--- MATERIAL FOR THIS TASK ---

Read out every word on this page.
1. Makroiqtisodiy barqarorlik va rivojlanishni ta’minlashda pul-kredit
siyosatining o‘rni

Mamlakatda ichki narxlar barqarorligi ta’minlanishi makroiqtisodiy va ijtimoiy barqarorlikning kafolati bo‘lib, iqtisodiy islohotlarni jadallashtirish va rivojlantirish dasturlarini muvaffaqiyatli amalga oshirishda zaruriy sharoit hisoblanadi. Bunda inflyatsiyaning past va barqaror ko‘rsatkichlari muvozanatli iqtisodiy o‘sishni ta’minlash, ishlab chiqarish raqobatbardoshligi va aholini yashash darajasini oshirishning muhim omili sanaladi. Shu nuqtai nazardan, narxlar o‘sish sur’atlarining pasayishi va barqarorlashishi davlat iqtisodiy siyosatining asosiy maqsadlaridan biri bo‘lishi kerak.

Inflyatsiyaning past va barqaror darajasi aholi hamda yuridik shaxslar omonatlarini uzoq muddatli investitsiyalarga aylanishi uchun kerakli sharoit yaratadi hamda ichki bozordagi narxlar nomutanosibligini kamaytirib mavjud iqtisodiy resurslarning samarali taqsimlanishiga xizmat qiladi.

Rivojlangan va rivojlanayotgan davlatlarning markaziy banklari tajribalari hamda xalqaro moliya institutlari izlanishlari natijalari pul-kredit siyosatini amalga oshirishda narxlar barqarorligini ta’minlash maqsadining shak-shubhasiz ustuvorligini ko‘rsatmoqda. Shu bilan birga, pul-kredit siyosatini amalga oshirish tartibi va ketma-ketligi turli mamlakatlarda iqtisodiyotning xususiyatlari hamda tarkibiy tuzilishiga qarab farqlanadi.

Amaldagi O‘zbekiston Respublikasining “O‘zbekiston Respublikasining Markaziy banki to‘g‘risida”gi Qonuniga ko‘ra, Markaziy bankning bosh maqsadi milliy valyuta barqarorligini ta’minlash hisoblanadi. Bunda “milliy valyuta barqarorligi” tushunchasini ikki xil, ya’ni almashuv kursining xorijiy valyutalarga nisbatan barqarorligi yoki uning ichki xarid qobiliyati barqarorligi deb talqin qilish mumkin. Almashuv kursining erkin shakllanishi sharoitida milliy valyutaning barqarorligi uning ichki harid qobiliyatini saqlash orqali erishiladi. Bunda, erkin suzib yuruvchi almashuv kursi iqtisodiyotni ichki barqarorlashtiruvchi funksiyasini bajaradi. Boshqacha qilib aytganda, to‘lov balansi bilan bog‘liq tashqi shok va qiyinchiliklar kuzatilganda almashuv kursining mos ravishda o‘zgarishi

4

---

-- WORK TO DO --
Return all lines containing the word "amalga".

-- RESPONSE TO THIS EXERCISE --
Mamlakatda ichki narxlar barqarorligi ta’minlanishi makroiqtisodiy va ijtimoiy barqarorlikning kafolati bo‘lib, iqtisodiy islohotlarni jadallashtirish va rivojlantirish dasturlarini muvaffaqiyatli amalga oshirishda zaruriy sharoit hisoblanadi. Bunda inflyatsiyaning past va barqaror ko‘rsatkichlari muvozanatli iqtisodiy o‘sishni ta’minlash, ishlab chiqarish raqobatbardoshligi va aholini yashash darajasini oshirishning muhim omili sanaladi. Shu nuqtai nazardan, narxlar o‘sish sur’atlarining pasayishi va barqarorlashishi davlat iqtisodiy siyosatining asosiy maqsadlaridan biri bo‘lishi kerak.
Rivojlangan va rivojlanayotgan davlatlarning markaziy banklari tajribalari hamda xalqaro moliya institutlari izlanishlari natijalari pul-kredit siyosatini amalga oshirishda narxlar barqarorligini ta’minlash maqsadining shak-shubhasiz ustuvorligini ko‘rsatmoqda. Shu bilan birga, pul-kredit siyosatini amalga oshirish tartibi va ketma-ketligi turli mamlakatlarda iqtisodiyotning xususiyatlari hamda tarkibiy tuzilishiga qarab farqlanadi.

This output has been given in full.